** Start Supplied entries **
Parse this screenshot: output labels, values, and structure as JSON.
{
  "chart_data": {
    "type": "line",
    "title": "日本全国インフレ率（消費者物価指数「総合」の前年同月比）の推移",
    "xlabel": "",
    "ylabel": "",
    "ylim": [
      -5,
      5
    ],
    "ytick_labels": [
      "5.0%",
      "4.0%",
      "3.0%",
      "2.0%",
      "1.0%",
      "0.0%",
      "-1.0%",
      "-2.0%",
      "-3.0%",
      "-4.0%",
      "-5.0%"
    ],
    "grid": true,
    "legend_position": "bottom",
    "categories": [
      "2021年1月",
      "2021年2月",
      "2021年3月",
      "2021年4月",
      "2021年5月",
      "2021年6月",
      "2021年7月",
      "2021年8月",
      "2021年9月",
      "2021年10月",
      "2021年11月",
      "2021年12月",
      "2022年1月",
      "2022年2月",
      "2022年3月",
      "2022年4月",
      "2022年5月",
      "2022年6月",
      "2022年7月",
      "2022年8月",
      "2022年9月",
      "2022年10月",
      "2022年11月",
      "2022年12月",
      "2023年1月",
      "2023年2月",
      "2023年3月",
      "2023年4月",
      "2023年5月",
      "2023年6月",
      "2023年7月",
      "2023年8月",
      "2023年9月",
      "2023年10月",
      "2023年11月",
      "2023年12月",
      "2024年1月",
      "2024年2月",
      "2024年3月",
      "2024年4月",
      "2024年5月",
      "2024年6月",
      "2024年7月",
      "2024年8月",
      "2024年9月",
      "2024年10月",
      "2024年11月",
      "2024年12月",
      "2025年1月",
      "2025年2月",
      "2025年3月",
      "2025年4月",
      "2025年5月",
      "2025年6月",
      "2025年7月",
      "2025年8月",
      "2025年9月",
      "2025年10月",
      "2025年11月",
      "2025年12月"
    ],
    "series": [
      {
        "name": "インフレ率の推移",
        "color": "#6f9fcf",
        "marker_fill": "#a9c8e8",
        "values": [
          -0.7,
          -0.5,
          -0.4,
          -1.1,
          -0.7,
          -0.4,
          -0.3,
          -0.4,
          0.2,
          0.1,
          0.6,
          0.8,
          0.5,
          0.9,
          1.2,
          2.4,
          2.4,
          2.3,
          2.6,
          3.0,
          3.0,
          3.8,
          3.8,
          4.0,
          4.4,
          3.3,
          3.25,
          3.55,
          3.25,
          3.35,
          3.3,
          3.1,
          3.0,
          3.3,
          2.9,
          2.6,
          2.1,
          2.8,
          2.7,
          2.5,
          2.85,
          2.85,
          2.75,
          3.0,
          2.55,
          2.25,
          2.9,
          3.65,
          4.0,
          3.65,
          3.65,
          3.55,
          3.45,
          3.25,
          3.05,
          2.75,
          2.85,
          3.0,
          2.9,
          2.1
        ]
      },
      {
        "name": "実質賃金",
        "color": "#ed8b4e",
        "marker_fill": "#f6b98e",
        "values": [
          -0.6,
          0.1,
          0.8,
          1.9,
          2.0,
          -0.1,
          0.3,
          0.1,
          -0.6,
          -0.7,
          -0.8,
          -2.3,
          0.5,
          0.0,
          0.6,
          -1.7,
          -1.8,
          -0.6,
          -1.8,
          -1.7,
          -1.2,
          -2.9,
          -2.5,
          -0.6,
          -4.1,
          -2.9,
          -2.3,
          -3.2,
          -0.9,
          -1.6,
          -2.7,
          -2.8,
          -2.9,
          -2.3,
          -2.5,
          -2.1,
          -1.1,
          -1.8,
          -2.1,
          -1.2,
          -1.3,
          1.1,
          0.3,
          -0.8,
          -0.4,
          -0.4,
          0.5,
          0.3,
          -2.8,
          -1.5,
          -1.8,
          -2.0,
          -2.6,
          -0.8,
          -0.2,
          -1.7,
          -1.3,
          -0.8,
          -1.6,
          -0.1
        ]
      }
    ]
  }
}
** End Supplied entries **
§ Written instruction: Your task is to print all of the records exactly.

§ Complete output:
Parse this screenshot: output labels, values, and structure as JSON.
{
  "chart_data": {
    "type": "line",
    "title": "日本全国インフレ率（消費者物価指数「総合」の前年同月比）の推移",
    "xlabel": "",
    "ylabel": "",
    "ylim": [
      -5,
      5
    ],
    "ytick_labels": [
      "5.0%",
      "4.0%",
      "3.0%",
      "2.0%",
      "1.0%",
      "0.0%",
      "-1.0%",
      "-2.0%",
      "-3.0%",
      "-4.0%",
      "-5.0%"
    ],
    "grid": true,
    "legend_position": "bottom",
    "categories": [
      "2021年1月",
      "2021年2月",
      "2021年3月",
      "2021年4月",
      "2021年5月",
      "2021年6月",
      "2021年7月",
      "2021年8月",
      "2021年9月",
      "2021年10月",
      "2021年11月",
      "2021年12月",
      "2022年1月",
      "2022年2月",
      "2022年3月",
      "2022年4月",
      "2022年5月",
      "2022年6月",
      "2022年7月",
      "2022年8月",
      "2022年9月",
      "2022年10月",
      "2022年11月",
      "2022年12月",
      "2023年1月",
      "2023年2月",
      "2023年3月",
      "2023年4月",
      "2023年5月",
      "2023年6月",
      "2023年7月",
      "2023年8月",
      "2023年9月",
      "2023年10月",
      "2023年11月",
      "2023年12月",
      "2024年1月",
      "2024年2月",
      "2024年3月",
      "2024年4月",
      "2024年5月",
      "2024年6月",
      "2024年7月",
      "2024年8月",
      "2024年9月",
      "2024年10月",
      "2024年11月",
      "2024年12月",
      "2025年1月",
      "2025年2月",
      "2025年3月",
      "2025年4月",
      "2025年5月",
      "2025年6月",
      "2025年7月",
      "2025年8月",
      "2025年9月",
      "2025年10月",
      "2025年11月",
      "2025年12月"
    ],
    "series": [
      {
        "name": "インフレ率の推移",
        "color": "#6f9fcf",
        "marker_fill": "#a9c8e8",
        "values": [
          -0.7,
          -0.5,
          -0.4,
          -1.1,
          -0.7,
          -0.4,
          -0.3,
          -0.4,
          0.2,
          0.1,
          0.6,
          0.8,
          0.5,
          0.9,
          1.2,
          2.4,
          2.4,
          2.3,
          2.6,
          3.0,
          3.0,
          3.8,
          3.8,
          4.0,
          4.4,
          3.3,
          3.25,
          3.55,
          3.25,
          3.35,
          3.3,
          3.1,
          3.0,
          3.3,
          2.9,
          2.6,
          2.1,
          2.8,
          2.7,
          2.5,
          2.85,
          2.85,
          2.75,
          3.0,
          2.55,
          2.25,
          2.9,
          3.65,
          4.0,
          3.65,
          3.65,
          3.55,
          3.45,
          3.25,
          3.05,
          2.75,
          2.85,
          3.0,
          2.9,
          2.1
        ]
      },
      {
        "name": "実質賃金",
        "color": "#ed8b4e",
        "marker_fill": "#f6b98e",
        "values": [
          -0.6,
          0.1,
          0.8,
          1.9,
          2.0,
          -0.1,
          0.3,
          0.1,
          -0.6,
          -0.7,
          -0.8,
          -2.3,
          0.5,
          0.0,
          0.6,
          -1.7,
          -1.8,
          -0.6,
          -1.8,
          -1.7,
          -1.2,
          -2.9,
          -2.5,
          -0.6,
          -4.1,
          -2.9,
          -2.3,
          -3.2,
          -0.9,
          -1.6,
          -2.7,
          -2.8,
          -2.9,
          -2.3,
          -2.5,
          -2.1,
          -1.1,
          -1.8,
          -2.1,
          -1.2,
          -1.3,
          1.1,
          0.3,
          -0.8,
          -0.4,
          -0.4,
          0.5,
          0.3,
          -2.8,
          -1.5,
          -1.8,
          -2.0,
          -2.6,
          -0.8,
          -0.2,
          -1.7,
          -1.3,
          -0.8,
          -1.6,
          -0.1
        ]
      }
    ]
  }
}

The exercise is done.